*Requirements*: Where the data below has the string "широко", return the whole line.

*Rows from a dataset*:
++++++++++

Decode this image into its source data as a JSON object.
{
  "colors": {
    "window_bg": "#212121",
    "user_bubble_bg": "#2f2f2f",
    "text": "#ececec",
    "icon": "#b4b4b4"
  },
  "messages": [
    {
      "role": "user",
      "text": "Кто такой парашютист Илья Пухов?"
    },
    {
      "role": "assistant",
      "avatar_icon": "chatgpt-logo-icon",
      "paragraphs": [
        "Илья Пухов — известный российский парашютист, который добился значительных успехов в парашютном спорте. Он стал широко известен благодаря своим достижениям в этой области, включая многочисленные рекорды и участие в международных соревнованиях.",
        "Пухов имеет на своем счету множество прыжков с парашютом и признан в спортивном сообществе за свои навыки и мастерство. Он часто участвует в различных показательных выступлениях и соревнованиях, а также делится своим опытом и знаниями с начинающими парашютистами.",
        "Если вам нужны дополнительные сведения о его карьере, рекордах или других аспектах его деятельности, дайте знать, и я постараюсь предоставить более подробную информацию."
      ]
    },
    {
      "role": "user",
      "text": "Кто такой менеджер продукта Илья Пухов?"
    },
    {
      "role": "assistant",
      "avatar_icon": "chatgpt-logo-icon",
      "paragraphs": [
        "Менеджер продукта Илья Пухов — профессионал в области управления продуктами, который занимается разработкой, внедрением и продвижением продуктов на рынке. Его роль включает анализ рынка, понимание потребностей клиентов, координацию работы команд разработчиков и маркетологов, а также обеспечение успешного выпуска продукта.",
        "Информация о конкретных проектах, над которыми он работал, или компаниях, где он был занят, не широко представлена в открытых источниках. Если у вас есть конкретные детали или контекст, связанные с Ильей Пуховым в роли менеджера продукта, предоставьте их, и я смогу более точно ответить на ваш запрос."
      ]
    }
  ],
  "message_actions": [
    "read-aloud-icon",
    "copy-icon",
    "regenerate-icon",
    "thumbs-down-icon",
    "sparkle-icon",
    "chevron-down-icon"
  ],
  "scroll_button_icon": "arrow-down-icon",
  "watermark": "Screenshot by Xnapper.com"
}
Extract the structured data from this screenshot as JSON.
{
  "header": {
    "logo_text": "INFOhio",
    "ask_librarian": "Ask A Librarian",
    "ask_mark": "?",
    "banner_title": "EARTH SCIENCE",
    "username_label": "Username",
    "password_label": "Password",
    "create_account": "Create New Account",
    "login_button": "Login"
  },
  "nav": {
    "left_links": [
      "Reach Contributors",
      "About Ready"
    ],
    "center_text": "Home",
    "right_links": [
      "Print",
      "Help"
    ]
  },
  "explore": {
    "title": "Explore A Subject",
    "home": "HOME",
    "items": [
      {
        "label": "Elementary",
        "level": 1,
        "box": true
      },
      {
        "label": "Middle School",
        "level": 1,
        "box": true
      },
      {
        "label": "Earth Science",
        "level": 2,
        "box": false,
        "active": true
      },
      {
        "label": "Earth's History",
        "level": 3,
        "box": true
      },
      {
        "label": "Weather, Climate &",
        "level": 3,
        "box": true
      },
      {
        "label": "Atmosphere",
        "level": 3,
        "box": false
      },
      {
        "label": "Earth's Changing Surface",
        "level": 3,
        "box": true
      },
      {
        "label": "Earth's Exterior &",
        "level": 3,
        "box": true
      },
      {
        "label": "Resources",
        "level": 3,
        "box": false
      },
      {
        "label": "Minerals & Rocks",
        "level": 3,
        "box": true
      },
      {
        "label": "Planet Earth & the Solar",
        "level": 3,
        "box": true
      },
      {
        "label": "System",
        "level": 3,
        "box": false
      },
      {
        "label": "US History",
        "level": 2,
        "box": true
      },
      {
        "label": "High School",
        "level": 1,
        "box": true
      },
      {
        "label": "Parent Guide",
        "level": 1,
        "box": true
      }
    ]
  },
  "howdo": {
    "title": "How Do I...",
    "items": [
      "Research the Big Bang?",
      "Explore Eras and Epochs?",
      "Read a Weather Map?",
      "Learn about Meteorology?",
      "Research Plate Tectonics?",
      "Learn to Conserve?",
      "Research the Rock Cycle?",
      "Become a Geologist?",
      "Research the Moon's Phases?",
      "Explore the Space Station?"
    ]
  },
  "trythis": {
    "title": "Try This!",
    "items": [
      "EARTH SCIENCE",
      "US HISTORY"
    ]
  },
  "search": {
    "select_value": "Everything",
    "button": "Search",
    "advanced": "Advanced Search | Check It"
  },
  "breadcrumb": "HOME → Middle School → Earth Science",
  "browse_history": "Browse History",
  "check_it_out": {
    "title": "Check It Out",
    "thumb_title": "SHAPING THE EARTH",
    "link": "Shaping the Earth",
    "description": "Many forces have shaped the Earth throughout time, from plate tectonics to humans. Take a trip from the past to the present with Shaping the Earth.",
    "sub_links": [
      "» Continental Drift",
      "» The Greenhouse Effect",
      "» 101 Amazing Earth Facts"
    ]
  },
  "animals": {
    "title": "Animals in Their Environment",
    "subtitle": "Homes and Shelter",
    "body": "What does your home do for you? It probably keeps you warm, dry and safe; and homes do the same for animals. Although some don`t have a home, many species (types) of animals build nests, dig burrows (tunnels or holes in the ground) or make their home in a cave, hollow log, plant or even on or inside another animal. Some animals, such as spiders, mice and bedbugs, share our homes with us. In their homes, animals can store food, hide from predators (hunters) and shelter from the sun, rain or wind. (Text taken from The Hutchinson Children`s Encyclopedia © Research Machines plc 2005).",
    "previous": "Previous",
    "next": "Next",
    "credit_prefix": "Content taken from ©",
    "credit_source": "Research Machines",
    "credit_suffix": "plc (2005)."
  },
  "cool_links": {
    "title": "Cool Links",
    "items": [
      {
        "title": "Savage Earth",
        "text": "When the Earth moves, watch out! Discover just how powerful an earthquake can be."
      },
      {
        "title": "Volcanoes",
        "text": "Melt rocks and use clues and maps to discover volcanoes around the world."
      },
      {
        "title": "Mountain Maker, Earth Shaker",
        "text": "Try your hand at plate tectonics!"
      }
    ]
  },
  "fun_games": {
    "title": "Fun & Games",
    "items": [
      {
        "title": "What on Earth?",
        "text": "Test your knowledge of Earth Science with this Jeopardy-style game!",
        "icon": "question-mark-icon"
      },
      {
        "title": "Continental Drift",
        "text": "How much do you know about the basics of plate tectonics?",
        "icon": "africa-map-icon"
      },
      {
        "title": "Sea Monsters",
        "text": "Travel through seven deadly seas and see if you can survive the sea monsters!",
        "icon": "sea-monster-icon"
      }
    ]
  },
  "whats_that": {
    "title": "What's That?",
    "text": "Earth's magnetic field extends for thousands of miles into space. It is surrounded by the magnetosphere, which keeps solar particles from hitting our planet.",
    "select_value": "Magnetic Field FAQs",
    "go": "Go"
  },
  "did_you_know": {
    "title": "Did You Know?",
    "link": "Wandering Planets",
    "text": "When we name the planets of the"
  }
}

++++++++++

*Output of the task*:
        "Илья Пухов — известный российский парашютист, который добился значительных успехов в парашютном спорте. Он стал широко известен благодаря своим достижениям в этой области, включая многочисленные рекорды и участие в международных соревнованиях.",
        "Информация о конкретных проектах, над которыми он работал, или компаниях, где он был занят, не широко представлена в открытых источниках. Если у вас есть конкретные детали или контекст, связанные с Ильей Пуховым в роли менеджера продукта, предоставьте их, и я смогу более точно ответить на ваш запрос."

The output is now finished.